Search the entries below. Return every line that has "like" in it.

:::

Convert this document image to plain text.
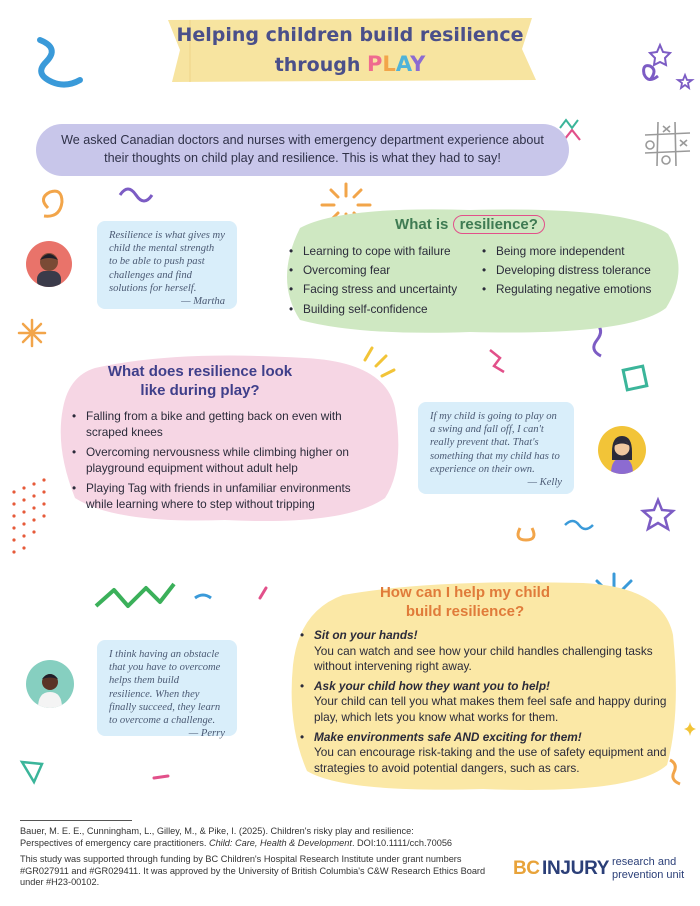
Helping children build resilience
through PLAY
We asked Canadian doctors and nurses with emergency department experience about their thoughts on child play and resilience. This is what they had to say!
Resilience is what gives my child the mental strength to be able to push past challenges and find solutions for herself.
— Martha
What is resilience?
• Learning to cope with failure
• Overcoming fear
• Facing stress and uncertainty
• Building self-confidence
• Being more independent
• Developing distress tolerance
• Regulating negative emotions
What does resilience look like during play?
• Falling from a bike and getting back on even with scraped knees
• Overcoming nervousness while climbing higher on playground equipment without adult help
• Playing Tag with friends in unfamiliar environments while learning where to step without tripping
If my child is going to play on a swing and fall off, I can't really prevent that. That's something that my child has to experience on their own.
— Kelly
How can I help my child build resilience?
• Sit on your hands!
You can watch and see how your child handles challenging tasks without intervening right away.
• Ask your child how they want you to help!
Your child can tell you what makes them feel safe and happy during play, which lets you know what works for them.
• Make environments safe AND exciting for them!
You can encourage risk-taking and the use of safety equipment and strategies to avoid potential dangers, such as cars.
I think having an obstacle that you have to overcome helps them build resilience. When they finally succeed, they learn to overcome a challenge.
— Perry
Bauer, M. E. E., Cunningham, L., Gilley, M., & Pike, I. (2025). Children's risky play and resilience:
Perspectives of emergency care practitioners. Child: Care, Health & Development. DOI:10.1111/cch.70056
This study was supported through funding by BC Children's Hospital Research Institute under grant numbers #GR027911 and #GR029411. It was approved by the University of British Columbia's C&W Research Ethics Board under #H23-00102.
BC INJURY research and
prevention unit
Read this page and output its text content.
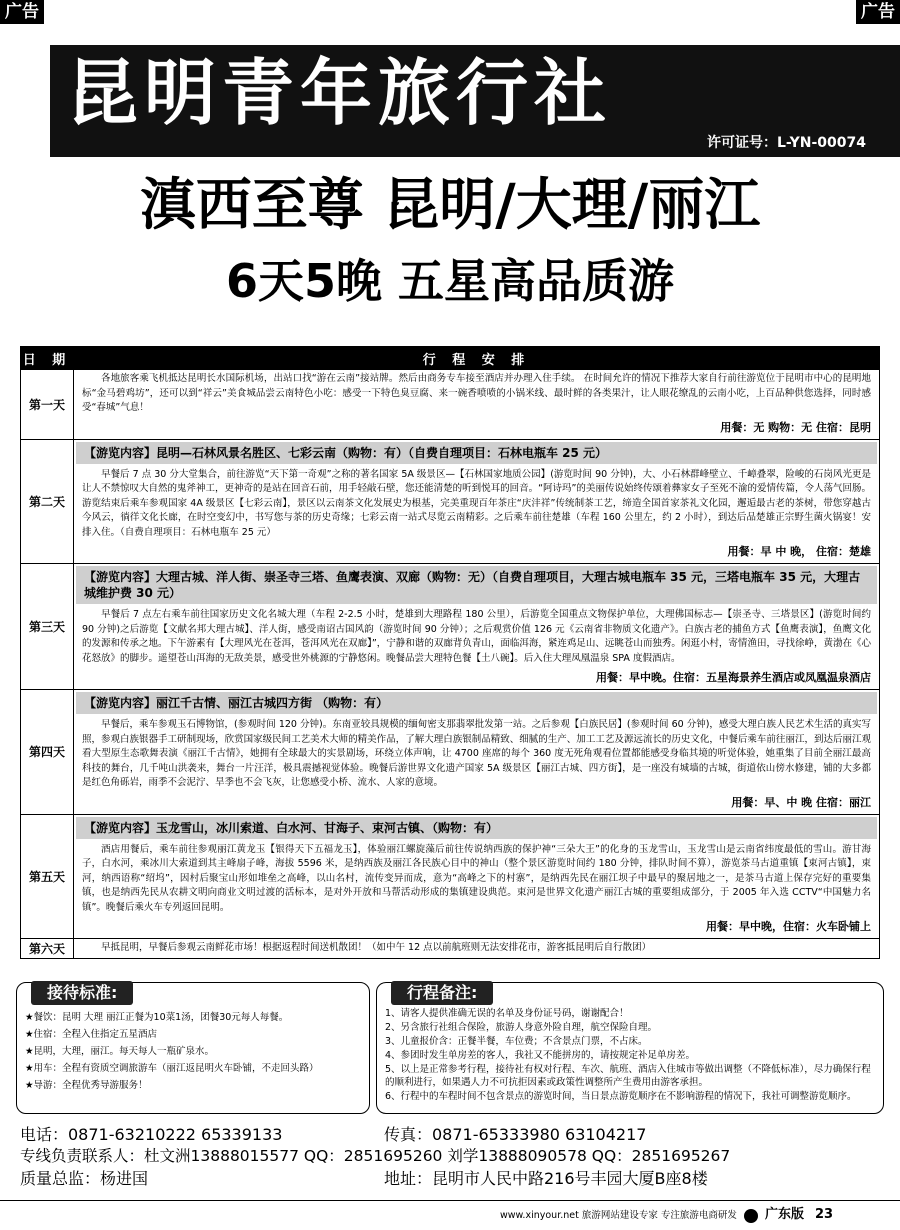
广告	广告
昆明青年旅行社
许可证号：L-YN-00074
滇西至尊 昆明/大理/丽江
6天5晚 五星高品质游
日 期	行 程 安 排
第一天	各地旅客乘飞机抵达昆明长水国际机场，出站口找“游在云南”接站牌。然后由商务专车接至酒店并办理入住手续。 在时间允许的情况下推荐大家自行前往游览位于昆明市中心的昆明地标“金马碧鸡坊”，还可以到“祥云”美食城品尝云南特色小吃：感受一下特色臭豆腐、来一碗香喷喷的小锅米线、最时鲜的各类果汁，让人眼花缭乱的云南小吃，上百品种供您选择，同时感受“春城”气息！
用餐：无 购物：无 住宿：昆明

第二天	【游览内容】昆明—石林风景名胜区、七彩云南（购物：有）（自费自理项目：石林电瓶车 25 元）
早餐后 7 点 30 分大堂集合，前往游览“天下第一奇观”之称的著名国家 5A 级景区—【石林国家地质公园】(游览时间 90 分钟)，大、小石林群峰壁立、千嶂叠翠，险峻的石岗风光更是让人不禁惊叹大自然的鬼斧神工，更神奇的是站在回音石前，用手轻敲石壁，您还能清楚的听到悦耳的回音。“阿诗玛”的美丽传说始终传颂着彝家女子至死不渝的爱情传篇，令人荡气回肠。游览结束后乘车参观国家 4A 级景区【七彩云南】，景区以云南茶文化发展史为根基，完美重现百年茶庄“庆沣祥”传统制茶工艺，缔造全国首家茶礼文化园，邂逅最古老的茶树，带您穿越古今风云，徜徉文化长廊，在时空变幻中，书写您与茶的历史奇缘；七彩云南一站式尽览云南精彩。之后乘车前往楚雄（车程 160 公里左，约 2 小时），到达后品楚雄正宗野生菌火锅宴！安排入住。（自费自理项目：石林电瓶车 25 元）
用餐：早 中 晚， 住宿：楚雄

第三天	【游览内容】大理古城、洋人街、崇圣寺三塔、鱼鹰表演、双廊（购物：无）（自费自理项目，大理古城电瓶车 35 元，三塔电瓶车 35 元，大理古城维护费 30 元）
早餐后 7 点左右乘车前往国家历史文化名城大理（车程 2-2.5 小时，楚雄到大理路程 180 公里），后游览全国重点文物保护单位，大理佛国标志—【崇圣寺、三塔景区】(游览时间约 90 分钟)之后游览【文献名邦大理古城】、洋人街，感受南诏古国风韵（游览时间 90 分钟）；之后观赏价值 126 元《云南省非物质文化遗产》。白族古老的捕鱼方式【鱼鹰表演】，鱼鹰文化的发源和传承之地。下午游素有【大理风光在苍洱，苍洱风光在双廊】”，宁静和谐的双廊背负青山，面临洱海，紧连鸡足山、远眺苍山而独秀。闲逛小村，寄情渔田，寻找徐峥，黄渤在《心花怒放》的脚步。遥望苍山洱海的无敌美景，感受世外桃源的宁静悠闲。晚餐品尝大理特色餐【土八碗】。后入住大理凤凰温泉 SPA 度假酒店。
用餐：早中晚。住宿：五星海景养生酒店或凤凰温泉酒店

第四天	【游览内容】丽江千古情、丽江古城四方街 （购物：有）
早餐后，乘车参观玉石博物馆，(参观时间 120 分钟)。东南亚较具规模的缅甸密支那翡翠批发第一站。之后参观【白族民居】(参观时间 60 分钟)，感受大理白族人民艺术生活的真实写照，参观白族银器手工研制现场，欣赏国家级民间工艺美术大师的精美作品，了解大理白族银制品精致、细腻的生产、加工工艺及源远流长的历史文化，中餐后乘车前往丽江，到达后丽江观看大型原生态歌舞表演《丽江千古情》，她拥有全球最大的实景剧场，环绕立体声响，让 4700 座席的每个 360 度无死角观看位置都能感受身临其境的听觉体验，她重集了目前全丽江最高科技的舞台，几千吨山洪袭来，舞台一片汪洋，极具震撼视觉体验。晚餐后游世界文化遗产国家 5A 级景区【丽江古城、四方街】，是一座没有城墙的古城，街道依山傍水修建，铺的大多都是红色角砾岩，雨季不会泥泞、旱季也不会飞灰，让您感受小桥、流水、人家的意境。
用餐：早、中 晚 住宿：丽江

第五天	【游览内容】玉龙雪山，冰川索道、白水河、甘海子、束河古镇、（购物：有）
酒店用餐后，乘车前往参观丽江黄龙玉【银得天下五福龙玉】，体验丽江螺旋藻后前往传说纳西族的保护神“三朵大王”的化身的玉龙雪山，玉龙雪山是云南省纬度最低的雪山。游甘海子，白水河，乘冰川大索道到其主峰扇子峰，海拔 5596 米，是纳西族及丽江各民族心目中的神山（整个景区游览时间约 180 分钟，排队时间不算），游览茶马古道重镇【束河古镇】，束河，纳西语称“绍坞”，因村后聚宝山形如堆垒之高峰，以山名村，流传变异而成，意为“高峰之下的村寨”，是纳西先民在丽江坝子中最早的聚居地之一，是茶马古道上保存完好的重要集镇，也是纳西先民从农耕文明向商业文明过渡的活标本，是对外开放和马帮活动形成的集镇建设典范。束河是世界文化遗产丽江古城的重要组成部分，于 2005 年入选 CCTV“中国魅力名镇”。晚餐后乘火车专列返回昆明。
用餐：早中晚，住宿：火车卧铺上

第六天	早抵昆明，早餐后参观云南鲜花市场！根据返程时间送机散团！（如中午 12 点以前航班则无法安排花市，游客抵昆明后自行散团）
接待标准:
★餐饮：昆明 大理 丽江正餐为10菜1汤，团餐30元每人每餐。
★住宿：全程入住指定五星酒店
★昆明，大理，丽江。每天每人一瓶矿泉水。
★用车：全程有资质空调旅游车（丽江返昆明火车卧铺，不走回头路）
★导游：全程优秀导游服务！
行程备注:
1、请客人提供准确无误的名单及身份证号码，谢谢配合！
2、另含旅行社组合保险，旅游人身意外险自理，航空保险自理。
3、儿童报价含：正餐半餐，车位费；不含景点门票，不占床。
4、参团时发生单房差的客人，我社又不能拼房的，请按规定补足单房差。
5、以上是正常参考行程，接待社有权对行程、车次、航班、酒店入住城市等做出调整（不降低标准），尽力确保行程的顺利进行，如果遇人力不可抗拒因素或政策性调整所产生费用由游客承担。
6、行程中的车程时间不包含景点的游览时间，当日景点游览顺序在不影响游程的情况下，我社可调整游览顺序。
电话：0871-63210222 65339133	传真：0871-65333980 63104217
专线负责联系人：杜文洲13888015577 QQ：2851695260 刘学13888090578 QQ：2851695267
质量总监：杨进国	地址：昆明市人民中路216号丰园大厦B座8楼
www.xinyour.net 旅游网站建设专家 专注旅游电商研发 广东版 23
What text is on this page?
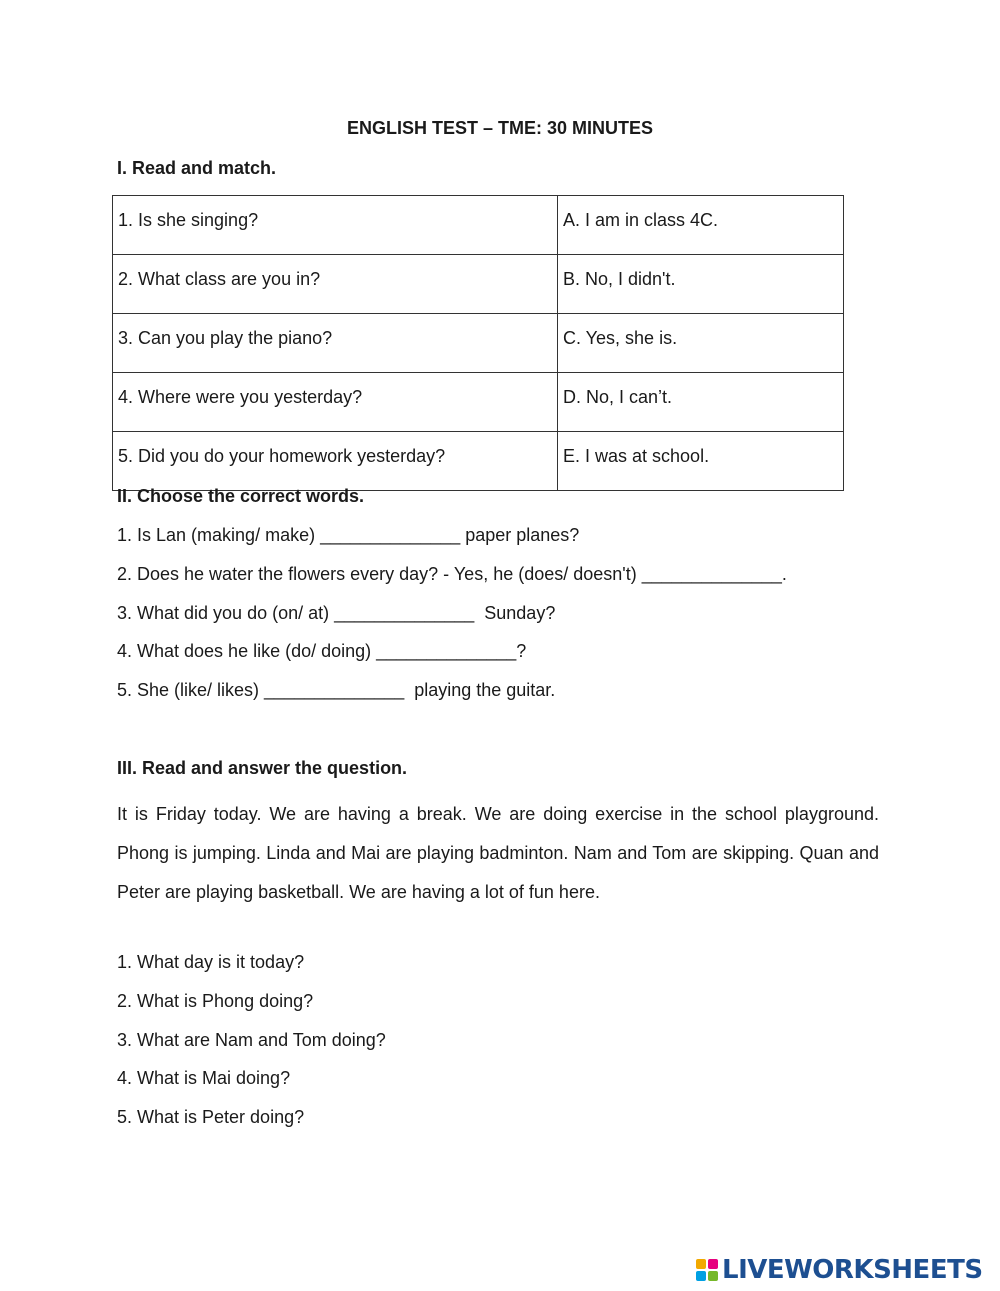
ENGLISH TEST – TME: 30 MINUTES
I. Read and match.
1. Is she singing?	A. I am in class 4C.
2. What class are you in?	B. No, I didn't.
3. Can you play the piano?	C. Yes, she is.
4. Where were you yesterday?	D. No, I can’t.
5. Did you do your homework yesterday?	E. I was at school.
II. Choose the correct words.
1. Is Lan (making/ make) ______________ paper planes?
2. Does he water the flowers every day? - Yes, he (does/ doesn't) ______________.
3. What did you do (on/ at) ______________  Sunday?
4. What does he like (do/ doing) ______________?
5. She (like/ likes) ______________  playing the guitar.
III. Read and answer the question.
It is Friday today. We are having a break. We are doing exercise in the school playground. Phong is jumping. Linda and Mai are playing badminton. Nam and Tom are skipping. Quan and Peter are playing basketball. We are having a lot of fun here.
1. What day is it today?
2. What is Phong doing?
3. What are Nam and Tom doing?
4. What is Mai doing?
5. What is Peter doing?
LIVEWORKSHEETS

:::

▶ Written answer:
What does resilience look like during play?
4. What does he like (do/ doing) ______________?
5. She (like/ likes) ______________  playing the guitar.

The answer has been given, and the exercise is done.